§ Exercise goal
Transcribe all of the material exactly. Any picture in it should be left out.

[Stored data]
+===+

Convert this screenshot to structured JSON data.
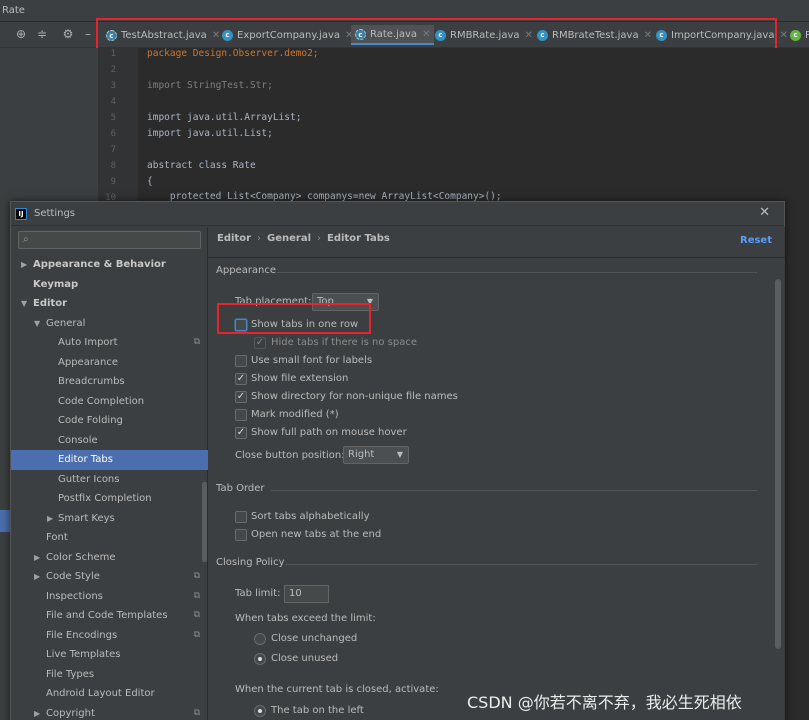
{
  "ide": {
    "window_title": "Rate",
    "tabs": [
      {
        "label": "TestAbstract.java",
        "icon": "abstract-class-icon",
        "active": false
      },
      {
        "label": "ExportCompany.java",
        "icon": "class-icon",
        "active": false
      },
      {
        "label": "Rate.java",
        "icon": "abstract-class-icon",
        "active": true
      },
      {
        "label": "RMBRate.java",
        "icon": "class-icon",
        "active": false
      },
      {
        "label": "RMBrateTest.java",
        "icon": "class-icon",
        "active": false
      },
      {
        "label": "ImportCompany.java",
        "icon": "class-icon",
        "active": false
      },
      {
        "label": "P",
        "icon": "package-icon",
        "active": false
      }
    ],
    "code_lines": [
      {
        "n": "1",
        "text": "package Design.Observer.demo2;"
      },
      {
        "n": "2",
        "text": ""
      },
      {
        "n": "3",
        "text": "import StringTest.Str;"
      },
      {
        "n": "4",
        "text": ""
      },
      {
        "n": "5",
        "text": "import java.util.ArrayList;"
      },
      {
        "n": "6",
        "text": "import java.util.List;"
      },
      {
        "n": "7",
        "text": ""
      },
      {
        "n": "8",
        "text": "abstract class Rate"
      },
      {
        "n": "9",
        "text": "{"
      },
      {
        "n": "10",
        "text": "    protected List<Company> companys=new ArrayList<Company>();"
      }
    ]
  },
  "dialog": {
    "title": "Settings",
    "search_placeholder": "",
    "breadcrumb": [
      "Editor",
      "General",
      "Editor Tabs"
    ],
    "reset_label": "Reset",
    "tree": [
      {
        "label": "Appearance & Behavior",
        "level": 0,
        "arrow": "▶",
        "bold": true
      },
      {
        "label": "Keymap",
        "level": 0,
        "arrow": "",
        "bold": true
      },
      {
        "label": "Editor",
        "level": 0,
        "arrow": "▼",
        "bold": true
      },
      {
        "label": "General",
        "level": 1,
        "arrow": "▼"
      },
      {
        "label": "Auto Import",
        "level": 2,
        "marker": "⧉"
      },
      {
        "label": "Appearance",
        "level": 2
      },
      {
        "label": "Breadcrumbs",
        "level": 2
      },
      {
        "label": "Code Completion",
        "level": 2
      },
      {
        "label": "Code Folding",
        "level": 2
      },
      {
        "label": "Console",
        "level": 2
      },
      {
        "label": "Editor Tabs",
        "level": 2,
        "selected": true
      },
      {
        "label": "Gutter Icons",
        "level": 2
      },
      {
        "label": "Postfix Completion",
        "level": 2
      },
      {
        "label": "Smart Keys",
        "level": 2,
        "arrow": "▶"
      },
      {
        "label": "Font",
        "level": 1
      },
      {
        "label": "Color Scheme",
        "level": 1,
        "arrow": "▶"
      },
      {
        "label": "Code Style",
        "level": 1,
        "arrow": "▶",
        "marker": "⧉"
      },
      {
        "label": "Inspections",
        "level": 1,
        "marker": "⧉"
      },
      {
        "label": "File and Code Templates",
        "level": 1,
        "marker": "⧉"
      },
      {
        "label": "File Encodings",
        "level": 1,
        "marker": "⧉"
      },
      {
        "label": "Live Templates",
        "level": 1
      },
      {
        "label": "File Types",
        "level": 1
      },
      {
        "label": "Android Layout Editor",
        "level": 1
      },
      {
        "label": "Copyright",
        "level": 1,
        "arrow": "▶",
        "marker": "⧉"
      }
    ],
    "appearance": {
      "section_title": "Appearance",
      "tab_placement_label": "Tab placement:",
      "tab_placement_value": "Top",
      "show_tabs_one_row": {
        "label": "Show tabs in one row",
        "checked": false
      },
      "hide_tabs_no_space": {
        "label": "Hide tabs if there is no space",
        "checked": true,
        "disabled": true
      },
      "small_font": {
        "label": "Use small font for labels",
        "checked": false
      },
      "file_extension": {
        "label": "Show file extension",
        "checked": true
      },
      "directory_non_unique": {
        "label": "Show directory for non-unique file names",
        "checked": true
      },
      "mark_modified": {
        "label": "Mark modified (*)",
        "checked": false
      },
      "full_path_hover": {
        "label": "Show full path on mouse hover",
        "checked": true
      },
      "close_button_label": "Close button position:",
      "close_button_value": "Right"
    },
    "tab_order": {
      "section_title": "Tab Order",
      "sort_alpha": {
        "label": "Sort tabs alphabetically",
        "checked": false
      },
      "open_at_end": {
        "label": "Open new tabs at the end",
        "checked": false
      }
    },
    "closing_policy": {
      "section_title": "Closing Policy",
      "tab_limit_label": "Tab limit:",
      "tab_limit_value": "10",
      "exceed_label": "When tabs exceed the limit:",
      "close_unchanged": {
        "label": "Close unchanged",
        "selected": false
      },
      "close_unused": {
        "label": "Close unused",
        "selected": true
      },
      "closed_activate_label": "When the current tab is closed, activate:",
      "tab_on_left": {
        "label": "The tab on the left",
        "selected": true
      }
    }
  },
  "watermark": "CSDN @你若不离不弃，我必生死相依",
  "colors": {
    "accent": "#4b6eaf",
    "highlight_box": "#e8232b",
    "link": "#589df6"
  }
}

+===+

§ The output
Convert this screenshot to structured JSON data.
{
  "ide": {
    "window_title": "Rate",
    "tabs": [
      {
        "label": "TestAbstract.java",
        "icon": "abstract-class-icon",
        "active": false
      },
      {
        "label": "ExportCompany.java",
        "icon": "class-icon",
        "active": false
      },
      {
        "label": "Rate.java",
        "icon": "abstract-class-icon",
        "active": true
      },
      {
        "label": "RMBRate.java",
        "icon": "class-icon",
        "active": false
      },
      {
        "label": "RMBrateTest.java",
        "icon": "class-icon",
        "active": false
      },
      {
        "label": "ImportCompany.java",
        "icon": "class-icon",
        "active": false
      },
      {
        "label": "P",
        "icon": "package-icon",
        "active": false
      }
    ],
    "code_lines": [
      {
        "n": "1",
        "text": "package Design.Observer.demo2;"
      },
      {
        "n": "2",
        "text": ""
      },
      {
        "n": "3",
        "text": "import StringTest.Str;"
      },
      {
        "n": "4",
        "text": ""
      },
      {
        "n": "5",
        "text": "import java.util.ArrayList;"
      },
      {
        "n": "6",
        "text": "import java.util.List;"
      },
      {
        "n": "7",
        "text": ""
      },
      {
        "n": "8",
        "text": "abstract class Rate"
      },
      {
        "n": "9",
        "text": "{"
      },
      {
        "n": "10",
        "text": "    protected List<Company> companys=new ArrayList<Company>();"
      }
    ]
  },
  "dialog": {
    "title": "Settings",
    "search_placeholder": "",
    "breadcrumb": [
      "Editor",
      "General",
      "Editor Tabs"
    ],
    "reset_label": "Reset",
    "tree": [
      {
        "label": "Appearance & Behavior",
        "level": 0,
        "arrow": "▶",
        "bold": true
      },
      {
        "label": "Keymap",
        "level": 0,
        "arrow": "",
        "bold": true
      },
      {
        "label": "Editor",
        "level": 0,
        "arrow": "▼",
        "bold": true
      },
      {
        "label": "General",
        "level": 1,
        "arrow": "▼"
      },
      {
        "label": "Auto Import",
        "level": 2,
        "marker": "⧉"
      },
      {
        "label": "Appearance",
        "level": 2
      },
      {
        "label": "Breadcrumbs",
        "level": 2
      },
      {
        "label": "Code Completion",
        "level": 2
      },
      {
        "label": "Code Folding",
        "level": 2
      },
      {
        "label": "Console",
        "level": 2
      },
      {
        "label": "Editor Tabs",
        "level": 2,
        "selected": true
      },
      {
        "label": "Gutter Icons",
        "level": 2
      },
      {
        "label": "Postfix Completion",
        "level": 2
      },
      {
        "label": "Smart Keys",
        "level": 2,
        "arrow": "▶"
      },
      {
        "label": "Font",
        "level": 1
      },
      {
        "label": "Color Scheme",
        "level": 1,
        "arrow": "▶"
      },
      {
        "label": "Code Style",
        "level": 1,
        "arrow": "▶",
        "marker": "⧉"
      },
      {
        "label": "Inspections",
        "level": 1,
        "marker": "⧉"
      },
      {
        "label": "File and Code Templates",
        "level": 1,
        "marker": "⧉"
      },
      {
        "label": "File Encodings",
        "level": 1,
        "marker": "⧉"
      },
      {
        "label": "Live Templates",
        "level": 1
      },
      {
        "label": "File Types",
        "level": 1
      },
      {
        "label": "Android Layout Editor",
        "level": 1
      },
      {
        "label": "Copyright",
        "level": 1,
        "arrow": "▶",
        "marker": "⧉"
      }
    ],
    "appearance": {
      "section_title": "Appearance",
      "tab_placement_label": "Tab placement:",
      "tab_placement_value": "Top",
      "show_tabs_one_row": {
        "label": "Show tabs in one row",
        "checked": false
      },
      "hide_tabs_no_space": {
        "label": "Hide tabs if there is no space",
        "checked": true,
        "disabled": true
      },
      "small_font": {
        "label": "Use small font for labels",
        "checked": false
      },
      "file_extension": {
        "label": "Show file extension",
        "checked": true
      },
      "directory_non_unique": {
        "label": "Show directory for non-unique file names",
        "checked": true
      },
      "mark_modified": {
        "label": "Mark modified (*)",
        "checked": false
      },
      "full_path_hover": {
        "label": "Show full path on mouse hover",
        "checked": true
      },
      "close_button_label": "Close button position:",
      "close_button_value": "Right"
    },
    "tab_order": {
      "section_title": "Tab Order",
      "sort_alpha": {
        "label": "Sort tabs alphabetically",
        "checked": false
      },
      "open_at_end": {
        "label": "Open new tabs at the end",
        "checked": false
      }
    },
    "closing_policy": {
      "section_title": "Closing Policy",
      "tab_limit_label": "Tab limit:",
      "tab_limit_value": "10",
      "exceed_label": "When tabs exceed the limit:",
      "close_unchanged": {
        "label": "Close unchanged",
        "selected": false
      },
      "close_unused": {
        "label": "Close unused",
        "selected": true
      },
      "closed_activate_label": "When the current tab is closed, activate:",
      "tab_on_left": {
        "label": "The tab on the left",
        "selected": true
      }
    }
  },
  "watermark": "CSDN @你若不离不弃，我必生死相依",
  "colors": {
    "accent": "#4b6eaf",
    "highlight_box": "#e8232b",
    "link": "#589df6"
  }
}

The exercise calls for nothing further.